PROBLEM TO SOLVE:
Find each line with the string "JSON" and report it.

□ □ □ □ □ □ □

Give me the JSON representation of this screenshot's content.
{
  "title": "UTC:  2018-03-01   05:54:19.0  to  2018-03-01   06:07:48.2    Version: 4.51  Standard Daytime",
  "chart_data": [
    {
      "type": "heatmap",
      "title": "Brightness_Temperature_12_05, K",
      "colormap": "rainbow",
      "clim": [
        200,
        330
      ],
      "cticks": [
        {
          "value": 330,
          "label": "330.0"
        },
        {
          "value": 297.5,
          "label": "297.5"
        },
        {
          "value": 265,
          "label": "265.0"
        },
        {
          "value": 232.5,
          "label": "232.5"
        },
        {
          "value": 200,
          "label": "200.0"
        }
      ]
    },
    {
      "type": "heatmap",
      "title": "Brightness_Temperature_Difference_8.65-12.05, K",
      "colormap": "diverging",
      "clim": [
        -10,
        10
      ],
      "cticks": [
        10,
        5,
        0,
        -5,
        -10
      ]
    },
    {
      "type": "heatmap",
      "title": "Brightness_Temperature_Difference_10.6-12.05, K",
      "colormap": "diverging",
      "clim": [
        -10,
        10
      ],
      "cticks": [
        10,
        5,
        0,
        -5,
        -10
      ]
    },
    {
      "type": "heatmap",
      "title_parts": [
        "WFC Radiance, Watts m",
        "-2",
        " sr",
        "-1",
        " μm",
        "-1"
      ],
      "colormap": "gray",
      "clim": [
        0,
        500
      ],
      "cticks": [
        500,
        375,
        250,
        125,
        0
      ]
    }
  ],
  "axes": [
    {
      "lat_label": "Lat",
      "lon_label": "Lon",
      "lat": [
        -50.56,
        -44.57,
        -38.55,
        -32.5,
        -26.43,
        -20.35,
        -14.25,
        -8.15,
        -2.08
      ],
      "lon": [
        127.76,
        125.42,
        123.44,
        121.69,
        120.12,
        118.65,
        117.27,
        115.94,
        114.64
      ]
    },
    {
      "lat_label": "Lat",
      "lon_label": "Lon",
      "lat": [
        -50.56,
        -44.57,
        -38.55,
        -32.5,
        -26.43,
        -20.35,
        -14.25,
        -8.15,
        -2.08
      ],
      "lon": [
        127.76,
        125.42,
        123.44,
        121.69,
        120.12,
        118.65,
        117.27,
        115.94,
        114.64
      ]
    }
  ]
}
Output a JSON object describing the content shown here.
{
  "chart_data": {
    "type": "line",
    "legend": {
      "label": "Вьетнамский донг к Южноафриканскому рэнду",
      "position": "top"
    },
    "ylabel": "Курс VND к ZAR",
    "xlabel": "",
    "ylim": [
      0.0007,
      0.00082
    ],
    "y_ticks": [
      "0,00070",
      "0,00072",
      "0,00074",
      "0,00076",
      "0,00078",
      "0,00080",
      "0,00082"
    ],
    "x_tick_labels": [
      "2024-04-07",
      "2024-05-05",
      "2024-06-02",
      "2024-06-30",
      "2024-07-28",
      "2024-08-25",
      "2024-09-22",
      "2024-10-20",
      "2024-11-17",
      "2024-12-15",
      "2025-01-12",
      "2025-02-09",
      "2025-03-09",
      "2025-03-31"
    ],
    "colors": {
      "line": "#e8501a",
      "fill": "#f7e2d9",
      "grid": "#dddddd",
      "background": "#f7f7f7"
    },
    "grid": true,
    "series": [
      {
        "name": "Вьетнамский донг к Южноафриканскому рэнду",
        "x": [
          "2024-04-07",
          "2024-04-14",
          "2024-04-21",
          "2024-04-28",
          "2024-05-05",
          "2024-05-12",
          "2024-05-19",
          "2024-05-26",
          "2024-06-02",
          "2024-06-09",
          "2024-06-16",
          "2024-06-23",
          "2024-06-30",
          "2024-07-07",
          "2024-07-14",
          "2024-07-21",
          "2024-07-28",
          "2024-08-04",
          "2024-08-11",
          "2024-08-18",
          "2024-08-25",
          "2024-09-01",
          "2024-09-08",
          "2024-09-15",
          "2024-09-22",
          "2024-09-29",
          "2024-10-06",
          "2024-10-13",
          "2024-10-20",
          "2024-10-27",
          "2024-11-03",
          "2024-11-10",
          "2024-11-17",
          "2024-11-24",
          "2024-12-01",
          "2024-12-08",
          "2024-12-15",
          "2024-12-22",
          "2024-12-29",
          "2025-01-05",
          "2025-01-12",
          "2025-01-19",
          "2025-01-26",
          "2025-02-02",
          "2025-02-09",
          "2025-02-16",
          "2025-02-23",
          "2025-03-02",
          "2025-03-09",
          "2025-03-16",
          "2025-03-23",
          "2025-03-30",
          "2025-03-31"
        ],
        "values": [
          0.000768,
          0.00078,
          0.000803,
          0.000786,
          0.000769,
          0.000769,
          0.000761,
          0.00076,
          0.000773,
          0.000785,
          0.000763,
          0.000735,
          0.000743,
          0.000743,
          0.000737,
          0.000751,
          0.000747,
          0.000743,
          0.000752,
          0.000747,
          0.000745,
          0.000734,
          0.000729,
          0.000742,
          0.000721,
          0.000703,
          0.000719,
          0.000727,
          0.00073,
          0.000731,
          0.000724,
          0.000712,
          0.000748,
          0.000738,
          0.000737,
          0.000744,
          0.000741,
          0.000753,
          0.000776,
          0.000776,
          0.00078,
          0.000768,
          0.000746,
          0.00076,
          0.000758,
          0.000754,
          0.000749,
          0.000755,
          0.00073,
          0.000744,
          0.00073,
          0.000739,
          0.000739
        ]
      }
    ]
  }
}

□ □ □ □ □ □ □

WRITTEN RESPONSE:
Give me the JSON representation of this screenshot's content.
Output a JSON object describing the content shown here.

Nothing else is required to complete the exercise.